Problem –
In the text on Lamentations, what is the largest category in the Psalms?

Unlike in Job and many of the Psalms, God says nothing to the writer of Lamentations. What should we make of his silence?
One commentator, Kathleen O’Connor, calls God’s silence “inspired.” This resonates on three levels. First, God allows the suffering people to have their full say. He listens, without interrupting to comfort or correct. Second, the Prophets had already explained that this would happen and why. And third, although God does not speak as a character in the book, he speaks by including it in his Word, within the canon of Scripture.
How does Lamentations differ from Job or the Psalms?
Job’s suffering is clearly undeserved. In the Psalms, suffering is sometimes the result of sin, sometimes the result of wickedness of enemies, and sometimes simply inexplicable. But even though the suffering of Jerusalem happened at the hands of the evil Babylonian empire, it is recognized as the outworking of God’s judgment on moral, social, and spiritual degradation. Lamentations accepts God’s punishment while recoiling from its awful severity.
What does Lamentations offer us today?
There are people who are, at this moment, seeing murder, rape, the loss of homes and loved ones, and the destruction of holy places. For them, Lamentations describes reality. We can and should lament with them.
Lamentations, as O’Connor says, provides a bottle for the tears of the world. We cry out to God for those who suffer so terribly from the effects of sin and evil and sheer folly: in wars, racial conflicts, and all manner of injustice and oppression. Lamentations holds up to God the sheer horror of what this suffering feels like, and appeals to him to act justly, to demonstrate his faithfulness. The book affirms God’s sovereignty—his throne is still in heaven even as the devastation of his temple happens on earth—in its closing verses.
What role should a book like Lamentations play in our worship, corporate prayers, and sermons?
The absence of lament, at least in many Western churches, is a great loss. We have quietly airbrushed great swaths of the Bible from our consciousness. We sing songs based on the Psalms, but often leave out the bits about suffering or oppression. We ignore the fact that in the Psalms, “lament,” or protest, is the largest category.
So much of our worship is cover-up: pretending to have emotions we don’t really feel, or smothering the emotions we do. That is not praise. It simply leaves us to pick up our suffering again on the way out—without bringing it into God’s presence or hurling it at him in questioning (but trusting) protest. Spending time in Lamentations helps us learn how to plumb the depths of lament as well as scale the heights of rejoicing.

Entries –
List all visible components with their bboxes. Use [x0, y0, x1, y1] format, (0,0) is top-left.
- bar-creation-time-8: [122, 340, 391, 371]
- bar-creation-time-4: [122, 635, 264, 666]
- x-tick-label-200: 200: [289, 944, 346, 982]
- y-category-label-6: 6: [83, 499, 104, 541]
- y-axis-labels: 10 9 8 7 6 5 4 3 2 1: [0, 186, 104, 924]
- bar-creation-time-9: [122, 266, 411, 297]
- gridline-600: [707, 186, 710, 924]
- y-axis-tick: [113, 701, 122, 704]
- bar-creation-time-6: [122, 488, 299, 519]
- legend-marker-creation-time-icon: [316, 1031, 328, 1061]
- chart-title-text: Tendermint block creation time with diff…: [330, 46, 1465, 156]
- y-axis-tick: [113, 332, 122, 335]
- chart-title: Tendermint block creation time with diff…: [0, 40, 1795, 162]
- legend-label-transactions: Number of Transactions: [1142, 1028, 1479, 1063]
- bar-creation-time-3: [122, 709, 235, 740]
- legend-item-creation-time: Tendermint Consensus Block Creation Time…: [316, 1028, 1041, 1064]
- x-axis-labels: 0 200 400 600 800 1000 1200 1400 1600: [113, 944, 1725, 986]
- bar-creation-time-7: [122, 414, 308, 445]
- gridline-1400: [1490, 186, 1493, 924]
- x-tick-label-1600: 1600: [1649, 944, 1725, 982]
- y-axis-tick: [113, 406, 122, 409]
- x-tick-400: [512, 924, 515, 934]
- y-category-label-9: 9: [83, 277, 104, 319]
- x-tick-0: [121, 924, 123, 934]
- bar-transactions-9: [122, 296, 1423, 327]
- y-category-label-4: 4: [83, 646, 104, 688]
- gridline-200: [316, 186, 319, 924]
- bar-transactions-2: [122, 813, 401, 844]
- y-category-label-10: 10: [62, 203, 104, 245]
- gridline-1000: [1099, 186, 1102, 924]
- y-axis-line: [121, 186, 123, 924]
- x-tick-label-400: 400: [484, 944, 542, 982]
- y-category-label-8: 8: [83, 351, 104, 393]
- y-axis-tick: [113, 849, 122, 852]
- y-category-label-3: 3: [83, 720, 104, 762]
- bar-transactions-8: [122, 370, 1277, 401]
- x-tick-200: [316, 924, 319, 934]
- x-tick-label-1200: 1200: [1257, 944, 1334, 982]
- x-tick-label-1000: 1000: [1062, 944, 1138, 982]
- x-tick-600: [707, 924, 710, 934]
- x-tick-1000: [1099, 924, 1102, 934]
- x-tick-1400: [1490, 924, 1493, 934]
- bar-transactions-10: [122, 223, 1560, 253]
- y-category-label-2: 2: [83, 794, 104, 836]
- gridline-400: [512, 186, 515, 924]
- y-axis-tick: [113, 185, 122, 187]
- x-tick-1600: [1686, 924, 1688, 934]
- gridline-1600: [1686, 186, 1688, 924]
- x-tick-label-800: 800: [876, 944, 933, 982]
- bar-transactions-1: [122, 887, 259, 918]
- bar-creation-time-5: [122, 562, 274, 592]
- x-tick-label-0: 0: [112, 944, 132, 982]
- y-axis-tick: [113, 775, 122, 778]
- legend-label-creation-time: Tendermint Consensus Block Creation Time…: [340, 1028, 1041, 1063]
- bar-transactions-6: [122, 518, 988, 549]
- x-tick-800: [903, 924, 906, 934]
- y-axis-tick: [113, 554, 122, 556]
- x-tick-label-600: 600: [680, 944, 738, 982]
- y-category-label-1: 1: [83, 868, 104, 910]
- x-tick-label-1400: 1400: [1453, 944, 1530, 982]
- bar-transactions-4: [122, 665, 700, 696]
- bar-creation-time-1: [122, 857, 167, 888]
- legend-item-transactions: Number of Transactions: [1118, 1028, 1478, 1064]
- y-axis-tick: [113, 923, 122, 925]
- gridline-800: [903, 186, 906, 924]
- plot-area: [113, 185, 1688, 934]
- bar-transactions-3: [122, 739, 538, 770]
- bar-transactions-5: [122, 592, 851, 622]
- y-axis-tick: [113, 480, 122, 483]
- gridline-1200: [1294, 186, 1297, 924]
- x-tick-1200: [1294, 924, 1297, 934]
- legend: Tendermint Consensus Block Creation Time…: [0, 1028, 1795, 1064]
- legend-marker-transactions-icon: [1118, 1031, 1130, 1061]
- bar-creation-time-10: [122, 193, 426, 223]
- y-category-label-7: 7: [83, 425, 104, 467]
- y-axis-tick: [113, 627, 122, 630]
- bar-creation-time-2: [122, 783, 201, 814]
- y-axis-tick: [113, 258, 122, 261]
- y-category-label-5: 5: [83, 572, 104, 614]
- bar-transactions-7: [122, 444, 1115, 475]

Exercise output –
Lament, or protest.